▶ [What you will do] Put the material from its first line through the line containing "lasso-tool[interactable]: [66, 285, 132, 330]" into a Markdown table with the columns Row and Line, one numbered row per line and no blank lines.
****************
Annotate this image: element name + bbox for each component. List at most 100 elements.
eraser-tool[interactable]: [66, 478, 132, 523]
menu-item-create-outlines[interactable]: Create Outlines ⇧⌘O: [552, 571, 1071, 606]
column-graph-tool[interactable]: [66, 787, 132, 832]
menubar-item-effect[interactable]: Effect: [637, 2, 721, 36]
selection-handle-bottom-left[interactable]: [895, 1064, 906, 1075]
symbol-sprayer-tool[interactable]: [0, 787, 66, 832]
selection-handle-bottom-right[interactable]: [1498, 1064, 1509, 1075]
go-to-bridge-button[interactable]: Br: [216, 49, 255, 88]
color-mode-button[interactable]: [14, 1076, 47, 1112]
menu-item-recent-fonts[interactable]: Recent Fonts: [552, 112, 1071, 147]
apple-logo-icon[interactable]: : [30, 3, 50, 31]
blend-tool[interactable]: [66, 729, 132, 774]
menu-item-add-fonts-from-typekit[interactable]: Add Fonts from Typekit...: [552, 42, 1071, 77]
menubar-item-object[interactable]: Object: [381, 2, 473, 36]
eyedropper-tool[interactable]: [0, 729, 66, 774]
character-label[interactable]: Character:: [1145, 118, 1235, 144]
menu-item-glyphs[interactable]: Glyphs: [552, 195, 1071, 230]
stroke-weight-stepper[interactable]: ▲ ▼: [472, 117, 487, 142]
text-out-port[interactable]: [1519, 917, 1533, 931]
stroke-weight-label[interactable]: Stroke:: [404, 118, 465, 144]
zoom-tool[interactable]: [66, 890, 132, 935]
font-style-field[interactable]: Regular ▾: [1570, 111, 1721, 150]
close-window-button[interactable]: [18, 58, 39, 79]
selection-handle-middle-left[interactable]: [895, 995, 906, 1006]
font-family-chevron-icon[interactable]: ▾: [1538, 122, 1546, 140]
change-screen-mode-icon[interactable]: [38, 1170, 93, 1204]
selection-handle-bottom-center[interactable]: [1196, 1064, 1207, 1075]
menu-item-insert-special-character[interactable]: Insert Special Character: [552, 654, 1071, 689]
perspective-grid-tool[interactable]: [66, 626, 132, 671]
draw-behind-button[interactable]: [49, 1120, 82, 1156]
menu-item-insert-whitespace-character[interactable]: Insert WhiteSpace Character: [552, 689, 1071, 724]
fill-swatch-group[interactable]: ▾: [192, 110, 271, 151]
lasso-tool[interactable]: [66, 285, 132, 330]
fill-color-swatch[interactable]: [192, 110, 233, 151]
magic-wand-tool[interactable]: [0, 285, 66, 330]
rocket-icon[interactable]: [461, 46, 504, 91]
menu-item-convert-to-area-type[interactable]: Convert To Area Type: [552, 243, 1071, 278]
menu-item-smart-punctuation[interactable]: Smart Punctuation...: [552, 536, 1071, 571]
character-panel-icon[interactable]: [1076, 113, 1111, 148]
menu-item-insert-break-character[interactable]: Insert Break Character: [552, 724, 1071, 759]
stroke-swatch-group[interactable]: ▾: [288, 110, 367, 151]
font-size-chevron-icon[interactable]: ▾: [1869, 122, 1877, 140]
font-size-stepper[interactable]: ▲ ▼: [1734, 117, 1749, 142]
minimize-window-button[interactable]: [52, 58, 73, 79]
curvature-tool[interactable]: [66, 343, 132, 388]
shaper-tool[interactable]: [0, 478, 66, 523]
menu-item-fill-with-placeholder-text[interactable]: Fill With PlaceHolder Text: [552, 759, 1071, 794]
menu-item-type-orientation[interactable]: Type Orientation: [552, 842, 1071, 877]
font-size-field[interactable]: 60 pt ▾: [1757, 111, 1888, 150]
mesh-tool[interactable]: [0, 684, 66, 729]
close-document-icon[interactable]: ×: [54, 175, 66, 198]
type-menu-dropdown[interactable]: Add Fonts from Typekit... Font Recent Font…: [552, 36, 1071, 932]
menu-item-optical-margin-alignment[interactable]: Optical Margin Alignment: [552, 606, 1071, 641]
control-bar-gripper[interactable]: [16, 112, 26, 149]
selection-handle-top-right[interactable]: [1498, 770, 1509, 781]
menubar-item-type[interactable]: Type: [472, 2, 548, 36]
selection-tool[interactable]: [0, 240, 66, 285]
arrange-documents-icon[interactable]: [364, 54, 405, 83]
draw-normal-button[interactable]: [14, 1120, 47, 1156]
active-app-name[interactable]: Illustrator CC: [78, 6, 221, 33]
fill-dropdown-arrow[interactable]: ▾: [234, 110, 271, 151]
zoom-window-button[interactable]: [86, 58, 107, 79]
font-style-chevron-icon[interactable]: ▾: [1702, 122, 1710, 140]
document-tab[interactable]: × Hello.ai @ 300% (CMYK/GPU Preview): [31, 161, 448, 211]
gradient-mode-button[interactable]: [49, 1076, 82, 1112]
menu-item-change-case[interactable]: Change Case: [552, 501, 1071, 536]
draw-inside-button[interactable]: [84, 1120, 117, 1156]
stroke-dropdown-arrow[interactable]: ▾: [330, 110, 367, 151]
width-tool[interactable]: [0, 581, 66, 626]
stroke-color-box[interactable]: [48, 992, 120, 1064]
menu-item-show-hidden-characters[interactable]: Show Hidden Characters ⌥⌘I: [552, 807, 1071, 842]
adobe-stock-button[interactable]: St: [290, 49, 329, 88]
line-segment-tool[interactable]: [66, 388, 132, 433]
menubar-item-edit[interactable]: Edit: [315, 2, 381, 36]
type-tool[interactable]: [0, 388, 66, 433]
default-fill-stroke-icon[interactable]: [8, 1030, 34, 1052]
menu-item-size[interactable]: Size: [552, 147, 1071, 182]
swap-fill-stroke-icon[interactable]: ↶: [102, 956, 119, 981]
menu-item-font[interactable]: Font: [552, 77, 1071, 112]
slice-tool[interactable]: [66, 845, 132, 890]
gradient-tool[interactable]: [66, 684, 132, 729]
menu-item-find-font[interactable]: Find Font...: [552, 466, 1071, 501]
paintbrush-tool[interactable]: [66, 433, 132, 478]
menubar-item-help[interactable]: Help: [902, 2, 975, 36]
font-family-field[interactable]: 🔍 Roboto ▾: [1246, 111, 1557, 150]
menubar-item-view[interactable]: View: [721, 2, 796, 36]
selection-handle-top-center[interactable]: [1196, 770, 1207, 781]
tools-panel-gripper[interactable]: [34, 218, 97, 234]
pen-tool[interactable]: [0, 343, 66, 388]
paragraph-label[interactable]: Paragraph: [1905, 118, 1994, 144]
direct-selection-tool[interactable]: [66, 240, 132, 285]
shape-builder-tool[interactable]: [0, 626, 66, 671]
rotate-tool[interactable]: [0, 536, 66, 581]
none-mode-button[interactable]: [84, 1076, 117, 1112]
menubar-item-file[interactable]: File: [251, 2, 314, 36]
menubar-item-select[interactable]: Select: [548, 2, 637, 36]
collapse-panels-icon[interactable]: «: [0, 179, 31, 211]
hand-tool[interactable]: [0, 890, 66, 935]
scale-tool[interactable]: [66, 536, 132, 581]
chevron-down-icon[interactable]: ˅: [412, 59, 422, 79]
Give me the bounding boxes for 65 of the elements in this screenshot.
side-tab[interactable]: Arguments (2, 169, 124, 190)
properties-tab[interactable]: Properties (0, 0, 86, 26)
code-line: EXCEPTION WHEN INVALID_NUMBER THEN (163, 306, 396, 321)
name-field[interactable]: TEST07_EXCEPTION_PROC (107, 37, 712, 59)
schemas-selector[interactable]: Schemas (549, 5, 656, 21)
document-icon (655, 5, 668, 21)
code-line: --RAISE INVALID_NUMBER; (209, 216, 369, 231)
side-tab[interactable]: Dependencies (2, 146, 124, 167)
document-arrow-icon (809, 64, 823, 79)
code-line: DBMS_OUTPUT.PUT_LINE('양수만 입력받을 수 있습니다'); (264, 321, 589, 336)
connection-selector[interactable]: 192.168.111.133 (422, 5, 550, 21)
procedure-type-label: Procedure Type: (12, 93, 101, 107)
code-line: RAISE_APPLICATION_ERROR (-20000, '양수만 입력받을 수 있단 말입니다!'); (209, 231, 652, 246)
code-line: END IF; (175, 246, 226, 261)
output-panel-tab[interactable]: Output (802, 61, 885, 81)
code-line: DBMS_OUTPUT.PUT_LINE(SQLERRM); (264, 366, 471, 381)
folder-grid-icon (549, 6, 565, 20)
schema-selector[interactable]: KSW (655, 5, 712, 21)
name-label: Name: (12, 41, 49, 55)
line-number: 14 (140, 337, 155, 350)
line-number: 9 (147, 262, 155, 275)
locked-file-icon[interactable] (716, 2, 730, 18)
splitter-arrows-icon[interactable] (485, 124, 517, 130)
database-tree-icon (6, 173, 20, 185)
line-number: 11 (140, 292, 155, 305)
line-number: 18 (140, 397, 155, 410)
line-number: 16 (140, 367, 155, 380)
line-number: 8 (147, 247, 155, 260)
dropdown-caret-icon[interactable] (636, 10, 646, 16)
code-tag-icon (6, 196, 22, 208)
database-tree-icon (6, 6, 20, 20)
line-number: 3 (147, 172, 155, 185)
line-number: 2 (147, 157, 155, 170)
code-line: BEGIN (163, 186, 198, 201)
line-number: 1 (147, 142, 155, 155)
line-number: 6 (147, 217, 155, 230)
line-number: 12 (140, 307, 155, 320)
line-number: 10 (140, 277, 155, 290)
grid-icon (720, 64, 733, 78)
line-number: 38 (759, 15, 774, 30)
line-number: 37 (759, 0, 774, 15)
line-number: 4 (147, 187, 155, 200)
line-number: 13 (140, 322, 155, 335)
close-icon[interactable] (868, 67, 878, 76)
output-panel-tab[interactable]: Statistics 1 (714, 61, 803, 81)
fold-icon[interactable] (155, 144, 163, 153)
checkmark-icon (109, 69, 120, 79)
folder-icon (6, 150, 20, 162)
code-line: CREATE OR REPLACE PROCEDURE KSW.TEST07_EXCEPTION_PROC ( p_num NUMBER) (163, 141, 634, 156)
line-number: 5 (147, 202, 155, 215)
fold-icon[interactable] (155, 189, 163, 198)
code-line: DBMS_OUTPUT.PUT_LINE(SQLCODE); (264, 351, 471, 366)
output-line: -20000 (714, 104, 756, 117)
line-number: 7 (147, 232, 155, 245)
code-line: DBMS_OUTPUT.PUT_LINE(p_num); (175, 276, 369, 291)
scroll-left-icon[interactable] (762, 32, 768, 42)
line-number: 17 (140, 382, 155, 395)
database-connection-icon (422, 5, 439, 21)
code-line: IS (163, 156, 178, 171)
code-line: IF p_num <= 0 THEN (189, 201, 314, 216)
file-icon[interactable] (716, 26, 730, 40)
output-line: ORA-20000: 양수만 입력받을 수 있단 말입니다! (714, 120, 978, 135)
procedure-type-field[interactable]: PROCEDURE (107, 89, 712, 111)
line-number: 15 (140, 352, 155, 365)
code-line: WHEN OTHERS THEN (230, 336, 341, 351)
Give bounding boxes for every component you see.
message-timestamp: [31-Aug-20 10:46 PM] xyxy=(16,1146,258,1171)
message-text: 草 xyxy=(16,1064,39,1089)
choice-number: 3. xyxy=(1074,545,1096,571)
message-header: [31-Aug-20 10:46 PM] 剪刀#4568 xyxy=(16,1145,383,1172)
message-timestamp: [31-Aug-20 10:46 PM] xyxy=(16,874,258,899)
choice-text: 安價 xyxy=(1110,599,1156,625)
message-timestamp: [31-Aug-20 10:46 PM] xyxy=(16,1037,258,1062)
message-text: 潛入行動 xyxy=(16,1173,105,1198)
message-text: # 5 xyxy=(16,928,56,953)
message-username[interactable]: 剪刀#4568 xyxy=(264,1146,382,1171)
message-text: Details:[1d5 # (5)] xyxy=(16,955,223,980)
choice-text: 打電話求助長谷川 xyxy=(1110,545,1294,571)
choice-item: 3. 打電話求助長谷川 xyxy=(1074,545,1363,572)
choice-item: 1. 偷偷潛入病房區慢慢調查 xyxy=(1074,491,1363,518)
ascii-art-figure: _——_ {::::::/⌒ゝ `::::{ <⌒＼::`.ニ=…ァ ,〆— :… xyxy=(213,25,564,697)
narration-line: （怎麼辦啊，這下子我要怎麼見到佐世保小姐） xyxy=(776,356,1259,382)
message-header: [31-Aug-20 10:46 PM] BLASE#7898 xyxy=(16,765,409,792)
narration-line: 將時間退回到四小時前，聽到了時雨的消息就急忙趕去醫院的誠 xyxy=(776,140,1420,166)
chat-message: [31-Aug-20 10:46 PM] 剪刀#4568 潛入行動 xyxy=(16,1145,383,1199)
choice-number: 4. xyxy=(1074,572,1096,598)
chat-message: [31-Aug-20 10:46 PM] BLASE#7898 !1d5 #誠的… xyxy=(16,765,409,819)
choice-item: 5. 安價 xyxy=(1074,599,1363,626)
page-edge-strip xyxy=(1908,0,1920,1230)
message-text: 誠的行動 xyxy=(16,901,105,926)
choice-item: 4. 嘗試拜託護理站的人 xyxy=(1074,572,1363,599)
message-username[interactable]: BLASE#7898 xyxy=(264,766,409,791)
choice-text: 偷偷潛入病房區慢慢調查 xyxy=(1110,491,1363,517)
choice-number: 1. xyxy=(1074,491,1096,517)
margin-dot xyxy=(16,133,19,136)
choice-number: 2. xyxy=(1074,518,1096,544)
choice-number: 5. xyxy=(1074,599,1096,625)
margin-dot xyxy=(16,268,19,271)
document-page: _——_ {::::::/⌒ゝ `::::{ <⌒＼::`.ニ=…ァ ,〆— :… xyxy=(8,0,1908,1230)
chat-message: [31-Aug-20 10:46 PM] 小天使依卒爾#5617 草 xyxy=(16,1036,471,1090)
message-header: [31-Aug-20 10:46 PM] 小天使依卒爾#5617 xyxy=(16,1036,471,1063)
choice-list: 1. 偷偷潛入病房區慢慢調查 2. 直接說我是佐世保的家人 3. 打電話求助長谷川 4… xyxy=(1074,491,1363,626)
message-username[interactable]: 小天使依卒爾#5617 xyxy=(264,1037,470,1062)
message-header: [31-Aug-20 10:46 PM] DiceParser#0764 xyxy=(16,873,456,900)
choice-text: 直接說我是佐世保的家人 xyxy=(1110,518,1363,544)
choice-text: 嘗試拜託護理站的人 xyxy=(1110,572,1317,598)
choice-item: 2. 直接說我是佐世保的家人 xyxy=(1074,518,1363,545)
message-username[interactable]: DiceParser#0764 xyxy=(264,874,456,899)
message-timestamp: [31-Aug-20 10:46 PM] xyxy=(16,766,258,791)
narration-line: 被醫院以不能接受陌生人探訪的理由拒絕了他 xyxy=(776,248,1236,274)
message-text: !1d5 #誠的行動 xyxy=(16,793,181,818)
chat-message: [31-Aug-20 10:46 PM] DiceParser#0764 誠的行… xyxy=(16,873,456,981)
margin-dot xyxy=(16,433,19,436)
****************
▶ [Written reply]
| Row | Line |
|---|---|
| 1 | Annotate this image: element name + bbox for each component. List at most 100 elements. |
| 2 | eraser-tool[interactable]: [66, 478, 132, 523] |
| 3 | menu-item-create-outlines[interactable]: Create Outlines ⇧⌘O: [552, 571, 1071, 606] |
| 4 | column-graph-tool[interactable]: [66, 787, 132, 832] |
| 5 | menubar-item-effect[interactable]: Effect: [637, 2, 721, 36] |
| 6 | selection-handle-bottom-left[interactable]: [895, 1064, 906, 1075] |
| 7 | symbol-sprayer-tool[interactable]: [0, 787, 66, 832] |
| 8 | selection-handle-bottom-right[interactable]: [1498, 1064, 1509, 1075] |
| 9 | go-to-bridge-button[interactable]: Br: [216, 49, 255, 88] |
| 10 | color-mode-button[interactable]: [14, 1076, 47, 1112] |
| 11 | menu-item-recent-fonts[interactable]: Recent Fonts: [552, 112, 1071, 147] |
| 12 | apple-logo-icon[interactable]: : [30, 3, 50, 31] |
| 13 | blend-tool[interactable]: [66, 729, 132, 774] |
| 14 | menu-item-add-fonts-from-typekit[interactable]: Add Fonts from Typekit...: [552, 42, 1071, 77] |
| 15 | menubar-item-object[interactable]: Object: [381, 2, 473, 36] |
| 16 | eyedropper-tool[interactable]: [0, 729, 66, 774] |
| 17 | character-label[interactable]: Character:: [1145, 118, 1235, 144] |
| 18 | menu-item-glyphs[interactable]: Glyphs: [552, 195, 1071, 230] |
| 19 | stroke-weight-stepper[interactable]: ▲ ▼: [472, 117, 487, 142] |
| 20 | text-out-port[interactable]: [1519, 917, 1533, 931] |
| 21 | stroke-weight-label[interactable]: Stroke:: [404, 118, 465, 144] |
| 22 | zoom-tool[interactable]: [66, 890, 132, 935] |
| 23 | font-style-field[interactable]: Regular ▾: [1570, 111, 1721, 150] |
| 24 | close-window-button[interactable]: [18, 58, 39, 79] |
| 25 | selection-handle-middle-left[interactable]: [895, 995, 906, 1006] |
| 26 | font-family-chevron-icon[interactable]: ▾: [1538, 122, 1546, 140] |
| 27 | change-screen-mode-icon[interactable]: [38, 1170, 93, 1204] |
| 28 | selection-handle-bottom-center[interactable]: [1196, 1064, 1207, 1075] |
| 29 | menu-item-insert-special-character[interactable]: Insert Special Character: [552, 654, 1071, 689] |
| 30 | perspective-grid-tool[interactable]: [66, 626, 132, 671] |
| 31 | draw-behind-button[interactable]: [49, 1120, 82, 1156] |
| 32 | menu-item-insert-whitespace-character[interactable]: Insert WhiteSpace Character: [552, 689, 1071, 724] |
| 33 | fill-swatch-group[interactable]: ▾: [192, 110, 271, 151] |
| 34 | lasso-tool[interactable]: [66, 285, 132, 330] |